## What this task involves:
Return all the data, word for word.

================

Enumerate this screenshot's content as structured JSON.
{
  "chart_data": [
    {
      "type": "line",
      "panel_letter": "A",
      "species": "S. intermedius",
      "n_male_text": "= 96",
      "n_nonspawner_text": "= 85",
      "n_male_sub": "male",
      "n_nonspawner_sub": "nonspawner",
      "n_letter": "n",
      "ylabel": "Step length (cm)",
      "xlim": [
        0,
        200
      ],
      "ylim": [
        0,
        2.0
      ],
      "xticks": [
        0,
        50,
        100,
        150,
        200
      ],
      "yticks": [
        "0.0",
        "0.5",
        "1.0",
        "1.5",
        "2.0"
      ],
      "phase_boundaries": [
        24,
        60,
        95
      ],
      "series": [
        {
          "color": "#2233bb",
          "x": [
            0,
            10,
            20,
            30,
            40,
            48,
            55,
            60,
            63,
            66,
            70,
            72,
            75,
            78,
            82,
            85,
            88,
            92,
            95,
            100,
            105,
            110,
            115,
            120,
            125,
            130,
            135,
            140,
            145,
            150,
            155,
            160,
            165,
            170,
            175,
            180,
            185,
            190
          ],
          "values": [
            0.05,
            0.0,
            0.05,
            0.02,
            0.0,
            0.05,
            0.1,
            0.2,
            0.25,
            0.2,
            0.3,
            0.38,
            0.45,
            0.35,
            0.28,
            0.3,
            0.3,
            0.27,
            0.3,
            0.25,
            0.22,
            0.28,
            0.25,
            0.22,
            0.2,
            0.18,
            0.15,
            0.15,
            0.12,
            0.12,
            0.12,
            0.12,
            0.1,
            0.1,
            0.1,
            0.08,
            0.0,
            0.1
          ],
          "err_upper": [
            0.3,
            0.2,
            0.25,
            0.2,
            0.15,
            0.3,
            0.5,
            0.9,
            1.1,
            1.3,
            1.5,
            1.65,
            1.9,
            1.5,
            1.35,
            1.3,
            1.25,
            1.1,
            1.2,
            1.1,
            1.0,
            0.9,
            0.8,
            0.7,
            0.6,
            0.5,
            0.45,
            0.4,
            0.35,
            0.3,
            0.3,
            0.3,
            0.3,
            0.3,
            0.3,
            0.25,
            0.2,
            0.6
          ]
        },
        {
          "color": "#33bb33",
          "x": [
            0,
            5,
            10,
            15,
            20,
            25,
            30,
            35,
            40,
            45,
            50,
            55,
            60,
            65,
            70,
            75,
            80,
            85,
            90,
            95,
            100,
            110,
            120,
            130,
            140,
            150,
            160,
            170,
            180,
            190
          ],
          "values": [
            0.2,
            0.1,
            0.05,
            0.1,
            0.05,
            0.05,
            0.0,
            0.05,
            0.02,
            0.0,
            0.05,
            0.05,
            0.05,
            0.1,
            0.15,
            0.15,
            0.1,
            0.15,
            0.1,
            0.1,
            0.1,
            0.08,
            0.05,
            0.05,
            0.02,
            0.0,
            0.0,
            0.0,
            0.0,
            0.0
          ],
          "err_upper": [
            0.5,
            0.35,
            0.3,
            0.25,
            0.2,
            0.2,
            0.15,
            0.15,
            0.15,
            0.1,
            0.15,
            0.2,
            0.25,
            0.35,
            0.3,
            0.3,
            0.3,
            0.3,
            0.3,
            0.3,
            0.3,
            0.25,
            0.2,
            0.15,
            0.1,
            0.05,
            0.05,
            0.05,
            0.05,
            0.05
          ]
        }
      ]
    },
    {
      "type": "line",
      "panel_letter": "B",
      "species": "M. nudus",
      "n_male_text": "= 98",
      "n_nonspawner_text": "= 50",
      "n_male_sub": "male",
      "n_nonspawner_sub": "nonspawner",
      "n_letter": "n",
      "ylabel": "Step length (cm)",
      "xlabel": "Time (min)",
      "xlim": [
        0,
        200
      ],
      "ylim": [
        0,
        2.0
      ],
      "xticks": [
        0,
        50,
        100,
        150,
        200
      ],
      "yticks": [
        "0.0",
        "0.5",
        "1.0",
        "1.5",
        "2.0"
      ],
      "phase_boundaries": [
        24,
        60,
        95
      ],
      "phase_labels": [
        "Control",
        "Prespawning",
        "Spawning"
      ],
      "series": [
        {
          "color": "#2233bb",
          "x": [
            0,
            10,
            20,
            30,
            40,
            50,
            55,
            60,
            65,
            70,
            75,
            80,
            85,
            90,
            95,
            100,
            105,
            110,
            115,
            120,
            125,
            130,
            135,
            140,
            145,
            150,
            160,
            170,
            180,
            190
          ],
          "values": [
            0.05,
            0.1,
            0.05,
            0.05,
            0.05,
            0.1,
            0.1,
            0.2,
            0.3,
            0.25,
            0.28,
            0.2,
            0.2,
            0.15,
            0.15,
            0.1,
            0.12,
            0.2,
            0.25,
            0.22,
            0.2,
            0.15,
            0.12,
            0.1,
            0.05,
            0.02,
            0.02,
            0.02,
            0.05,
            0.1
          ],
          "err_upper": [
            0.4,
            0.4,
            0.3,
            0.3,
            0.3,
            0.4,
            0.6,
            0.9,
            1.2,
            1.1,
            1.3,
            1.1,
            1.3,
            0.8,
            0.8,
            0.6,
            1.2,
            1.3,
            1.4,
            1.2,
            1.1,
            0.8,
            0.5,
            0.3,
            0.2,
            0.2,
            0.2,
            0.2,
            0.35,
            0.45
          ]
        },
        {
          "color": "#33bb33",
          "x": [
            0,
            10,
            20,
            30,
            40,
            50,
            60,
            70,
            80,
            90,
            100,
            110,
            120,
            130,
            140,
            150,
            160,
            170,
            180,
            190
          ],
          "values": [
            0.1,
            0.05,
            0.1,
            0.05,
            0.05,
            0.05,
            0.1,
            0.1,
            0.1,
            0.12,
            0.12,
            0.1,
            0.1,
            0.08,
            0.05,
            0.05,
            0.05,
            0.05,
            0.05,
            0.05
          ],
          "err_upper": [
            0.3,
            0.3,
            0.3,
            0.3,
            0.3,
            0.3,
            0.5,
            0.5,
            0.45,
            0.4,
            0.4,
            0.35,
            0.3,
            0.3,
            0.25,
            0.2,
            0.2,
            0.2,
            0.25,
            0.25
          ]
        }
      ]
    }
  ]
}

================

## The output:
Enumerate this screenshot's content as structured JSON.
{
  "chart_data": [
    {
      "type": "line",
      "panel_letter": "A",
      "species": "S. intermedius",
      "n_male_text": "= 96",
      "n_nonspawner_text": "= 85",
      "n_male_sub": "male",
      "n_nonspawner_sub": "nonspawner",
      "n_letter": "n",
      "ylabel": "Step length (cm)",
      "xlim": [
        0,
        200
      ],
      "ylim": [
        0,
        2.0
      ],
      "xticks": [
        0,
        50,
        100,
        150,
        200
      ],
      "yticks": [
        "0.0",
        "0.5",
        "1.0",
        "1.5",
        "2.0"
      ],
      "phase_boundaries": [
        24,
        60,
        95
      ],
      "series": [
        {
          "color": "#2233bb",
          "x": [
            0,
            10,
            20,
            30,
            40,
            48,
            55,
            60,
            63,
            66,
            70,
            72,
            75,
            78,
            82,
            85,
            88,
            92,
            95,
            100,
            105,
            110,
            115,
            120,
            125,
            130,
            135,
            140,
            145,
            150,
            155,
            160,
            165,
            170,
            175,
            180,
            185,
            190
          ],
          "values": [
            0.05,
            0.0,
            0.05,
            0.02,
            0.0,
            0.05,
            0.1,
            0.2,
            0.25,
            0.2,
            0.3,
            0.38,
            0.45,
            0.35,
            0.28,
            0.3,
            0.3,
            0.27,
            0.3,
            0.25,
            0.22,
            0.28,
            0.25,
            0.22,
            0.2,
            0.18,
            0.15,
            0.15,
            0.12,
            0.12,
            0.12,
            0.12,
            0.1,
            0.1,
            0.1,
            0.08,
            0.0,
            0.1
          ],
          "err_upper": [
            0.3,
            0.2,
            0.25,
            0.2,
            0.15,
            0.3,
            0.5,
            0.9,
            1.1,
            1.3,
            1.5,
            1.65,
            1.9,
            1.5,
            1.35,
            1.3,
            1.25,
            1.1,
            1.2,
            1.1,
            1.0,
            0.9,
            0.8,
            0.7,
            0.6,
            0.5,
            0.45,
            0.4,
            0.35,
            0.3,
            0.3,
            0.3,
            0.3,
            0.3,
            0.3,
            0.25,
            0.2,
            0.6
          ]
        },
        {
          "color": "#33bb33",
          "x": [
            0,
            5,
            10,
            15,
            20,
            25,
            30,
            35,
            40,
            45,
            50,
            55,
            60,
            65,
            70,
            75,
            80,
            85,
            90,
            95,
            100,
            110,
            120,
            130,
            140,
            150,
            160,
            170,
            180,
            190
          ],
          "values": [
            0.2,
            0.1,
            0.05,
            0.1,
            0.05,
            0.05,
            0.0,
            0.05,
            0.02,
            0.0,
            0.05,
            0.05,
            0.05,
            0.1,
            0.15,
            0.15,
            0.1,
            0.15,
            0.1,
            0.1,
            0.1,
            0.08,
            0.05,
            0.05,
            0.02,
            0.0,
            0.0,
            0.0,
            0.0,
            0.0
          ],
          "err_upper": [
            0.5,
            0.35,
            0.3,
            0.25,
            0.2,
            0.2,
            0.15,
            0.15,
            0.15,
            0.1,
            0.15,
            0.2,
            0.25,
            0.35,
            0.3,
            0.3,
            0.3,
            0.3,
            0.3,
            0.3,
            0.3,
            0.25,
            0.2,
            0.15,
            0.1,
            0.05,
            0.05,
            0.05,
            0.05,
            0.05
          ]
        }
      ]
    },
    {
      "type": "line",
      "panel_letter": "B",
      "species": "M. nudus",
      "n_male_text": "= 98",
      "n_nonspawner_text": "= 50",
      "n_male_sub": "male",
      "n_nonspawner_sub": "nonspawner",
      "n_letter": "n",
      "ylabel": "Step length (cm)",
      "xlabel": "Time (min)",
      "xlim": [
        0,
        200
      ],
      "ylim": [
        0,
        2.0
      ],
      "xticks": [
        0,
        50,
        100,
        150,
        200
      ],
      "yticks": [
        "0.0",
        "0.5",
        "1.0",
        "1.5",
        "2.0"
      ],
      "phase_boundaries": [
        24,
        60,
        95
      ],
      "phase_labels": [
        "Control",
        "Prespawning",
        "Spawning"
      ],
      "series": [
        {
          "color": "#2233bb",
          "x": [
            0,
            10,
            20,
            30,
            40,
            50,
            55,
            60,
            65,
            70,
            75,
            80,
            85,
            90,
            95,
            100,
            105,
            110,
            115,
            120,
            125,
            130,
            135,
            140,
            145,
            150,
            160,
            170,
            180,
            190
          ],
          "values": [
            0.05,
            0.1,
            0.05,
            0.05,
            0.05,
            0.1,
            0.1,
            0.2,
            0.3,
            0.25,
            0.28,
            0.2,
            0.2,
            0.15,
            0.15,
            0.1,
            0.12,
            0.2,
            0.25,
            0.22,
            0.2,
            0.15,
            0.12,
            0.1,
            0.05,
            0.02,
            0.02,
            0.02,
            0.05,
            0.1
          ],
          "err_upper": [
            0.4,
            0.4,
            0.3,
            0.3,
            0.3,
            0.4,
            0.6,
            0.9,
            1.2,
            1.1,
            1.3,
            1.1,
            1.3,
            0.8,
            0.8,
            0.6,
            1.2,
            1.3,
            1.4,
            1.2,
            1.1,
            0.8,
            0.5,
            0.3,
            0.2,
            0.2,
            0.2,
            0.2,
            0.35,
            0.45
          ]
        },
        {
          "color": "#33bb33",
          "x": [
            0,
            10,
            20,
            30,
            40,
            50,
            60,
            70,
            80,
            90,
            100,
            110,
            120,
            130,
            140,
            150,
            160,
            170,
            180,
            190
          ],
          "values": [
            0.1,
            0.05,
            0.1,
            0.05,
            0.05,
            0.05,
            0.1,
            0.1,
            0.1,
            0.12,
            0.12,
            0.1,
            0.1,
            0.08,
            0.05,
            0.05,
            0.05,
            0.05,
            0.05,
            0.05
          ],
          "err_upper": [
            0.3,
            0.3,
            0.3,
            0.3,
            0.3,
            0.3,
            0.5,
            0.5,
            0.45,
            0.4,
            0.4,
            0.35,
            0.3,
            0.3,
            0.25,
            0.2,
            0.2,
            0.2,
            0.25,
            0.25
          ]
        }
      ]
    }
  ]
}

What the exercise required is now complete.